* **Given information**:

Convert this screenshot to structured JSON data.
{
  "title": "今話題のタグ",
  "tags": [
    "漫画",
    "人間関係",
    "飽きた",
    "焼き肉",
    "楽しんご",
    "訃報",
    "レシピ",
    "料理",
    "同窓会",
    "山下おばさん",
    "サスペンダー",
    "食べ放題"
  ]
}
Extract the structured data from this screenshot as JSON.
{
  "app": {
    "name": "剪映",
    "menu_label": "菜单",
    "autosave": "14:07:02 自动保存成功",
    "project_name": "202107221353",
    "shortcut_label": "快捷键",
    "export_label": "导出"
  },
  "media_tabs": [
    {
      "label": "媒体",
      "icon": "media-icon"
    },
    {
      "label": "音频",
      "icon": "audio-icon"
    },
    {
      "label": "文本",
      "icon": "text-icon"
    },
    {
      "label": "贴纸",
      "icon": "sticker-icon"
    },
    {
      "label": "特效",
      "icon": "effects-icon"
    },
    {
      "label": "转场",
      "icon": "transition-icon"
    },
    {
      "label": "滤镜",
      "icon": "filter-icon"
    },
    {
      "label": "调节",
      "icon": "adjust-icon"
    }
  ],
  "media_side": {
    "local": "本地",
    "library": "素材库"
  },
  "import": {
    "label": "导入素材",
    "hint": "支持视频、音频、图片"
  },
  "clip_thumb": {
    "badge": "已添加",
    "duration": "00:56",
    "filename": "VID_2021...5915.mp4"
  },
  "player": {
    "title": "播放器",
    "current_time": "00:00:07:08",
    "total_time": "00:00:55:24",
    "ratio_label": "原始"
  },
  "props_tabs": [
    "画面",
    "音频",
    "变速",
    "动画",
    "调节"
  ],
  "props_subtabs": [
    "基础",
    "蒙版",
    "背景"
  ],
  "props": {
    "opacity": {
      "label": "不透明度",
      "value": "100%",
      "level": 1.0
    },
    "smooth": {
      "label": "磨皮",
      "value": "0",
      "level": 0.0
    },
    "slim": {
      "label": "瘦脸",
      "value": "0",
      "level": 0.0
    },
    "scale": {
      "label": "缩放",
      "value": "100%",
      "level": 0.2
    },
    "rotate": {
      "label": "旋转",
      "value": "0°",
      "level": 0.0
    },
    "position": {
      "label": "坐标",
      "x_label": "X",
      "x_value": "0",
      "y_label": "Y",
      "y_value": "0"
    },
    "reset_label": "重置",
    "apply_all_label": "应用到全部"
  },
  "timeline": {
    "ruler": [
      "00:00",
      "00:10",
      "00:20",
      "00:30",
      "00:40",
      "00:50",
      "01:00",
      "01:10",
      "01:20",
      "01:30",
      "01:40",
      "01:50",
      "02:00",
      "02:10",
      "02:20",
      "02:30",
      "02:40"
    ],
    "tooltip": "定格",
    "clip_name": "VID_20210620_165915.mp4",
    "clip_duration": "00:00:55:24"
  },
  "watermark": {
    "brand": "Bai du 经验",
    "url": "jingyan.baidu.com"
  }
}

* **Exercise aim**: Extract all of the data shown above and repeat it verbatim.

* **Task solution**:
Convert this screenshot to structured JSON data.
{
  "title": "今話題のタグ",
  "tags": [
    "漫画",
    "人間関係",
    "飽きた",
    "焼き肉",
    "楽しんご",
    "訃報",
    "レシピ",
    "料理",
    "同窓会",
    "山下おばさん",
    "サスペンダー",
    "食べ放題"
  ]
}
Extract the structured data from this screenshot as JSON.
{
  "app": {
    "name": "剪映",
    "menu_label": "菜单",
    "autosave": "14:07:02 自动保存成功",
    "project_name": "202107221353",
    "shortcut_label": "快捷键",
    "export_label": "导出"
  },
  "media_tabs": [
    {
      "label": "媒体",
      "icon": "media-icon"
    },
    {
      "label": "音频",
      "icon": "audio-icon"
    },
    {
      "label": "文本",
      "icon": "text-icon"
    },
    {
      "label": "贴纸",
      "icon": "sticker-icon"
    },
    {
      "label": "特效",
      "icon": "effects-icon"
    },
    {
      "label": "转场",
      "icon": "transition-icon"
    },
    {
      "label": "滤镜",
      "icon": "filter-icon"
    },
    {
      "label": "调节",
      "icon": "adjust-icon"
    }
  ],
  "media_side": {
    "local": "本地",
    "library": "素材库"
  },
  "import": {
    "label": "导入素材",
    "hint": "支持视频、音频、图片"
  },
  "clip_thumb": {
    "badge": "已添加",
    "duration": "00:56",
    "filename": "VID_2021...5915.mp4"
  },
  "player": {
    "title": "播放器",
    "current_time": "00:00:07:08",
    "total_time": "00:00:55:24",
    "ratio_label": "原始"
  },
  "props_tabs": [
    "画面",
    "音频",
    "变速",
    "动画",
    "调节"
  ],
  "props_subtabs": [
    "基础",
    "蒙版",
    "背景"
  ],
  "props": {
    "opacity": {
      "label": "不透明度",
      "value": "100%",
      "level": 1.0
    },
    "smooth": {
      "label": "磨皮",
      "value": "0",
      "level": 0.0
    },
    "slim": {
      "label": "瘦脸",
      "value": "0",
      "level": 0.0
    },
    "scale": {
      "label": "缩放",
      "value": "100%",
      "level": 0.2
    },
    "rotate": {
      "label": "旋转",
      "value": "0°",
      "level": 0.0
    },
    "position": {
      "label": "坐标",
      "x_label": "X",
      "x_value": "0",
      "y_label": "Y",
      "y_value": "0"
    },
    "reset_label": "重置",
    "apply_all_label": "应用到全部"
  },
  "timeline": {
    "ruler": [
      "00:00",
      "00:10",
      "00:20",
      "00:30",
      "00:40",
      "00:50",
      "01:00",
      "01:10",
      "01:20",
      "01:30",
      "01:40",
      "01:50",
      "02:00",
      "02:10",
      "02:20",
      "02:30",
      "02:40"
    ],
    "tooltip": "定格",
    "clip_name": "VID_20210620_165915.mp4",
    "clip_duration": "00:00:55:24"
  },
  "watermark": {
    "brand": "Bai du 经验",
    "url": "jingyan.baidu.com"
  }
}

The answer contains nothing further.